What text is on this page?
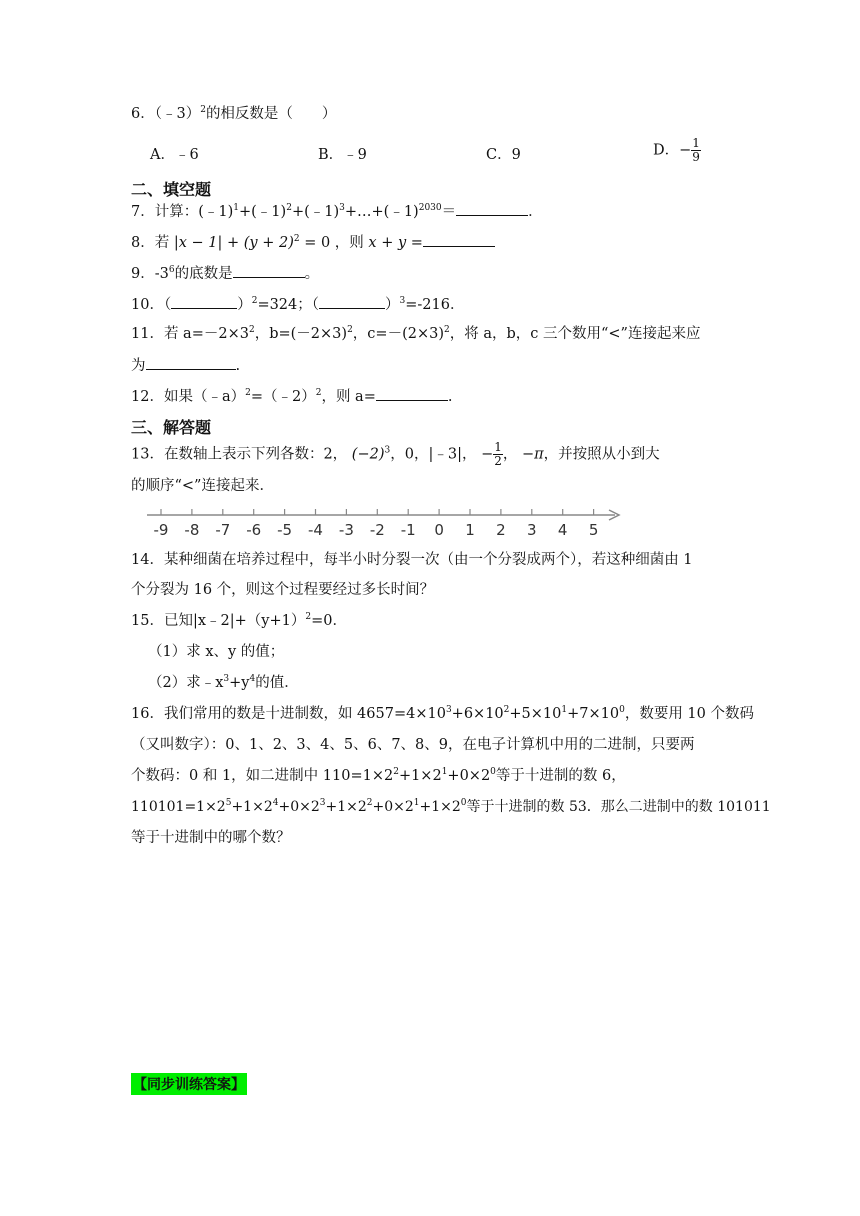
6．（﹣3）$^2$的相反数是（　　）
A．﹣6	B．﹣9	C．9	D．− $\frac{1}{9}$
二、填空题
7．计算：(﹣1)$^1$+(﹣1)$^2$+(﹣1)$^3$+…+(﹣1)$^{2030}$＝	．
8．若 $|x - 1| + (y + 2)^2 = 0$ ，则 x + y =
9．$-3^6$的底数是	。
10．（	）$^2$=324；（	）$^3$=-216．
11．若 $a=-2\times 3^2$，$b=(-2\times 3)^2$，$c=-(2\times 3)^2$，将 a，b，c 三个数用“<”连接起来应
为	.
12．如果（﹣a）$^2$=（﹣2）$^2$，则 a=	.
三、解答题
13．在数轴上表示下列各数：2， $(-2)^3$，0，|﹣3|， − $\frac{1}{2}$ ， −π，并按照从小到大
的顺序“<”连接起来．
-9 -8 -7 -6 -5 -4 -3 -2 -1 0 1 2 3 4 5
14．某种细菌在培养过程中，每半小时分裂一次（由一个分裂成两个），若这种细菌由 1
个分裂为 16 个，则这个过程要经过多长时间？
15．已知$|x﹣2|+(y+1)^2=0$．
（1）求 x、y 的值；
（2）求$﹣x^3+y^4$的值．
16．我们常用的数是十进制数，如 $4657=4\times 10^3+6\times 10^2+5\times 10^1+7\times 10^0$，数要用 10 个数码
（又叫数字）：0、1、2、3、4、5、6、7、8、9，在电子计算机中用的二进制，只要两
个数码：0 和 1，如二进制中 $110=1\times 2^2+1\times 2^1+0\times 2^0$等于十进制的数 6，
$110101=1\times 2^5+1\times 2^4+0\times 2^3+1\times 2^2+0\times 2^1+1\times 2^0$等于十进制的数 53．那么二进制中的数 101011
等于十进制中的哪个数？
【同步训练答案】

# GOAL OF THE EXERCISE
Write out the listing word for word, omitting the pictures it holds.

# RESPONSE TO THIS EXERCISE
What text is on this page?
6．（﹣3）$^2$的相反数是（　　）
A．﹣6	B．﹣9	C．9	D．− $\frac{1}{9}$
二、填空题
7．计算：(﹣1)$^1$+(﹣1)$^2$+(﹣1)$^3$+…+(﹣1)$^{2030}$＝	．
8．若 $|x - 1| + (y + 2)^2 = 0$ ，则 x + y =
9．$-3^6$的底数是	。
10．（	）$^2$=324；（	）$^3$=-216．
11．若 $a=-2\times 3^2$，$b=(-2\times 3)^2$，$c=-(2\times 3)^2$，将 a，b，c 三个数用“<”连接起来应
为	.
12．如果（﹣a）$^2$=（﹣2）$^2$，则 a=	.
三、解答题
13．在数轴上表示下列各数：2， $(-2)^3$，0，|﹣3|， − $\frac{1}{2}$ ， −π，并按照从小到大
的顺序“<”连接起来．
-9 -8 -7 -6 -5 -4 -3 -2 -1 0 1 2 3 4 5
14．某种细菌在培养过程中，每半小时分裂一次（由一个分裂成两个），若这种细菌由 1
个分裂为 16 个，则这个过程要经过多长时间？
15．已知$|x﹣2|+(y+1)^2=0$．
（1）求 x、y 的值；
（2）求$﹣x^3+y^4$的值．
16．我们常用的数是十进制数，如 $4657=4\times 10^3+6\times 10^2+5\times 10^1+7\times 10^0$，数要用 10 个数码
（又叫数字）：0、1、2、3、4、5、6、7、8、9，在电子计算机中用的二进制，只要两
个数码：0 和 1，如二进制中 $110=1\times 2^2+1\times 2^1+0\times 2^0$等于十进制的数 6，
$110101=1\times 2^5+1\times 2^4+0\times 2^3+1\times 2^2+0\times 2^1+1\times 2^0$等于十进制的数 53．那么二进制中的数 101011
等于十进制中的哪个数？
【同步训练答案】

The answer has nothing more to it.